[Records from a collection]

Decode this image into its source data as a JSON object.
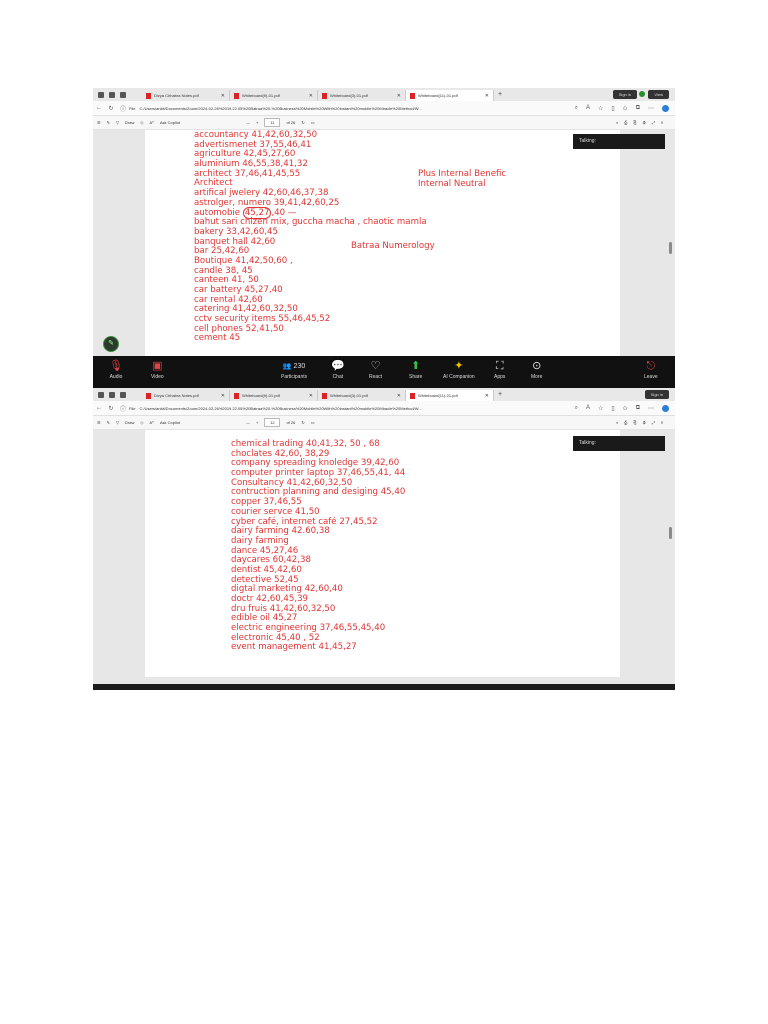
{
  "top_browser": {
    "tabs": [
      "Divya Chhabra Notes.pdf",
      "Whiteboard(9)-01.pdf",
      "Whiteboard(3)-01.pdf",
      "Whiteboard(11)-01.pdf"
    ],
    "new_tab": "+",
    "sign_in": "Sign in",
    "view": "View",
    "file_label": "File",
    "url": "C:/Users/ankit/Documents/Zoom/2024-02-26%2019.22.05%20Batraa%20-%20Business%20Mobile%20With%20Instant%20mobile%20Miracle%20Method/W...",
    "draw_label": "Draw",
    "ask_copilot": "Ask Copilot",
    "page_num": "11",
    "page_total": "of 26",
    "talking": "Talking:"
  },
  "top_list": [
    "accountancy     41,42,60,32,50",
    "advertismenet  37,55,46,41",
    "agriculture   42,45,27,60",
    "aluminium  46,55,38,41,32",
    "architect       37,46,41,45,55",
    "Architect",
    "artifical jwelery       42,60,46,37,38",
    "astrolger, numero      39,41,42,60,25",
    "automobie",
    "bahut sari chizen mix, guccha macha , chaotic mamla",
    "bakery     33,42,60,45",
    "banquet hall      42,60",
    "bar      25,42,60",
    "Boutique     41,42,50,60 ,",
    "candle      38, 45",
    "canteen      41, 50",
    "car battery 45,27,40",
    "car rental    42,60",
    "catering      41,42,60,32,50",
    "cctv security items      55,46,45,52",
    "cell phones       52,41,50",
    "cement           45"
  ],
  "automobile_circled": "45,27",
  "automobile_rest": ",40  —",
  "notes": {
    "plus_internal": "Plus Internal Benefic",
    "internal_neutral": "Internal Neutral",
    "batraa": "Batraa Numerology"
  },
  "zoom_bar": {
    "audio": "Audio",
    "video": "Video",
    "participants_count": "230",
    "participants": "Participants",
    "chat": "Chat",
    "react": "React",
    "share": "Share",
    "ai_companion": "AI Companion",
    "apps": "Apps",
    "more": "More",
    "leave": "Leave"
  },
  "bottom_browser": {
    "tabs": [
      "Divya Chhabra Notes.pdf",
      "Whiteboard(9)-01.pdf",
      "Whiteboard(3)-01.pdf",
      "Whiteboard(11)-01.pdf"
    ],
    "sign_in": "Sign in",
    "page_num": "12",
    "page_total": "of 26",
    "talking": "Talking:"
  },
  "bottom_list": [
    "chemical trading    40,41,32, 50 , 68",
    "choclates    42,60, 38,29",
    "company spreading knoledge    39,42,60",
    "computer printer laptop      37,46,55,41, 44",
    "Consultancy      41,42,60,32,50",
    "contruction planning and desiging  45,40",
    "copper  37,46,55",
    "courier servce  41,50",
    "cyber café, internet café     27,45,52",
    "dairy farming  42.60,38",
    "dairy farming",
    "dance  45,27,46",
    "daycares    60,42,38",
    "dentist 45,42,60",
    "detective    52,45",
    "digtal marketing      42,60,40",
    "doctr    42,60,45,39",
    "dru fruis     41,42,60,32,50",
    "edible oil     45,27",
    "electric engineering      37,46,55,45,40",
    "electronic   45,40 , 52",
    "event management       41,45,27"
  ]
}
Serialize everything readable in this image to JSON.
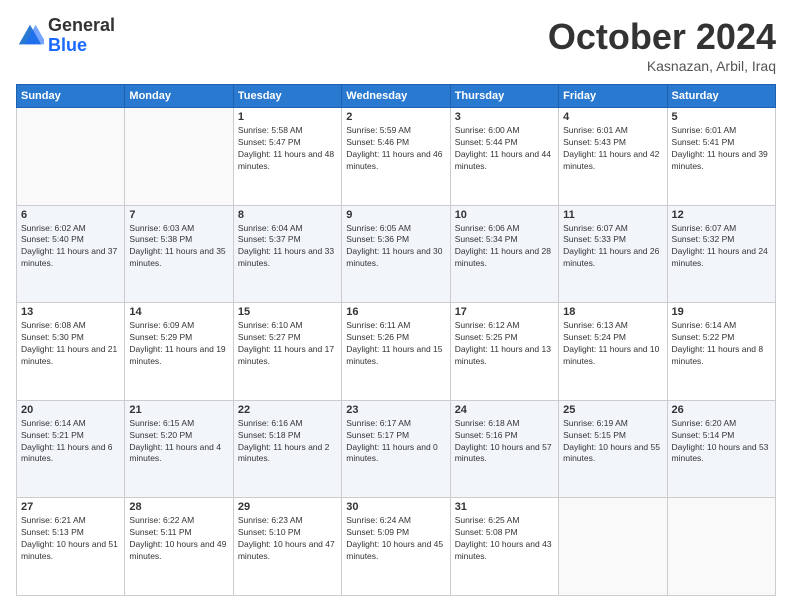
{
  "header": {
    "logo": {
      "line1": "General",
      "line2": "Blue"
    },
    "title": "October 2024",
    "location": "Kasnazan, Arbil, Iraq"
  },
  "weekdays": [
    "Sunday",
    "Monday",
    "Tuesday",
    "Wednesday",
    "Thursday",
    "Friday",
    "Saturday"
  ],
  "weeks": [
    [
      {
        "day": "",
        "info": ""
      },
      {
        "day": "",
        "info": ""
      },
      {
        "day": "1",
        "info": "Sunrise: 5:58 AM\nSunset: 5:47 PM\nDaylight: 11 hours and 48 minutes."
      },
      {
        "day": "2",
        "info": "Sunrise: 5:59 AM\nSunset: 5:46 PM\nDaylight: 11 hours and 46 minutes."
      },
      {
        "day": "3",
        "info": "Sunrise: 6:00 AM\nSunset: 5:44 PM\nDaylight: 11 hours and 44 minutes."
      },
      {
        "day": "4",
        "info": "Sunrise: 6:01 AM\nSunset: 5:43 PM\nDaylight: 11 hours and 42 minutes."
      },
      {
        "day": "5",
        "info": "Sunrise: 6:01 AM\nSunset: 5:41 PM\nDaylight: 11 hours and 39 minutes."
      }
    ],
    [
      {
        "day": "6",
        "info": "Sunrise: 6:02 AM\nSunset: 5:40 PM\nDaylight: 11 hours and 37 minutes."
      },
      {
        "day": "7",
        "info": "Sunrise: 6:03 AM\nSunset: 5:38 PM\nDaylight: 11 hours and 35 minutes."
      },
      {
        "day": "8",
        "info": "Sunrise: 6:04 AM\nSunset: 5:37 PM\nDaylight: 11 hours and 33 minutes."
      },
      {
        "day": "9",
        "info": "Sunrise: 6:05 AM\nSunset: 5:36 PM\nDaylight: 11 hours and 30 minutes."
      },
      {
        "day": "10",
        "info": "Sunrise: 6:06 AM\nSunset: 5:34 PM\nDaylight: 11 hours and 28 minutes."
      },
      {
        "day": "11",
        "info": "Sunrise: 6:07 AM\nSunset: 5:33 PM\nDaylight: 11 hours and 26 minutes."
      },
      {
        "day": "12",
        "info": "Sunrise: 6:07 AM\nSunset: 5:32 PM\nDaylight: 11 hours and 24 minutes."
      }
    ],
    [
      {
        "day": "13",
        "info": "Sunrise: 6:08 AM\nSunset: 5:30 PM\nDaylight: 11 hours and 21 minutes."
      },
      {
        "day": "14",
        "info": "Sunrise: 6:09 AM\nSunset: 5:29 PM\nDaylight: 11 hours and 19 minutes."
      },
      {
        "day": "15",
        "info": "Sunrise: 6:10 AM\nSunset: 5:27 PM\nDaylight: 11 hours and 17 minutes."
      },
      {
        "day": "16",
        "info": "Sunrise: 6:11 AM\nSunset: 5:26 PM\nDaylight: 11 hours and 15 minutes."
      },
      {
        "day": "17",
        "info": "Sunrise: 6:12 AM\nSunset: 5:25 PM\nDaylight: 11 hours and 13 minutes."
      },
      {
        "day": "18",
        "info": "Sunrise: 6:13 AM\nSunset: 5:24 PM\nDaylight: 11 hours and 10 minutes."
      },
      {
        "day": "19",
        "info": "Sunrise: 6:14 AM\nSunset: 5:22 PM\nDaylight: 11 hours and 8 minutes."
      }
    ],
    [
      {
        "day": "20",
        "info": "Sunrise: 6:14 AM\nSunset: 5:21 PM\nDaylight: 11 hours and 6 minutes."
      },
      {
        "day": "21",
        "info": "Sunrise: 6:15 AM\nSunset: 5:20 PM\nDaylight: 11 hours and 4 minutes."
      },
      {
        "day": "22",
        "info": "Sunrise: 6:16 AM\nSunset: 5:18 PM\nDaylight: 11 hours and 2 minutes."
      },
      {
        "day": "23",
        "info": "Sunrise: 6:17 AM\nSunset: 5:17 PM\nDaylight: 11 hours and 0 minutes."
      },
      {
        "day": "24",
        "info": "Sunrise: 6:18 AM\nSunset: 5:16 PM\nDaylight: 10 hours and 57 minutes."
      },
      {
        "day": "25",
        "info": "Sunrise: 6:19 AM\nSunset: 5:15 PM\nDaylight: 10 hours and 55 minutes."
      },
      {
        "day": "26",
        "info": "Sunrise: 6:20 AM\nSunset: 5:14 PM\nDaylight: 10 hours and 53 minutes."
      }
    ],
    [
      {
        "day": "27",
        "info": "Sunrise: 6:21 AM\nSunset: 5:13 PM\nDaylight: 10 hours and 51 minutes."
      },
      {
        "day": "28",
        "info": "Sunrise: 6:22 AM\nSunset: 5:11 PM\nDaylight: 10 hours and 49 minutes."
      },
      {
        "day": "29",
        "info": "Sunrise: 6:23 AM\nSunset: 5:10 PM\nDaylight: 10 hours and 47 minutes."
      },
      {
        "day": "30",
        "info": "Sunrise: 6:24 AM\nSunset: 5:09 PM\nDaylight: 10 hours and 45 minutes."
      },
      {
        "day": "31",
        "info": "Sunrise: 6:25 AM\nSunset: 5:08 PM\nDaylight: 10 hours and 43 minutes."
      },
      {
        "day": "",
        "info": ""
      },
      {
        "day": "",
        "info": ""
      }
    ]
  ]
}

**EXERCISE:**
Copy out each line of the data where the string "this" appears.

**ANSWER BELOW:**
Decode this image into its source data as a JSON object.
Serialize everything readable in this image to JSON.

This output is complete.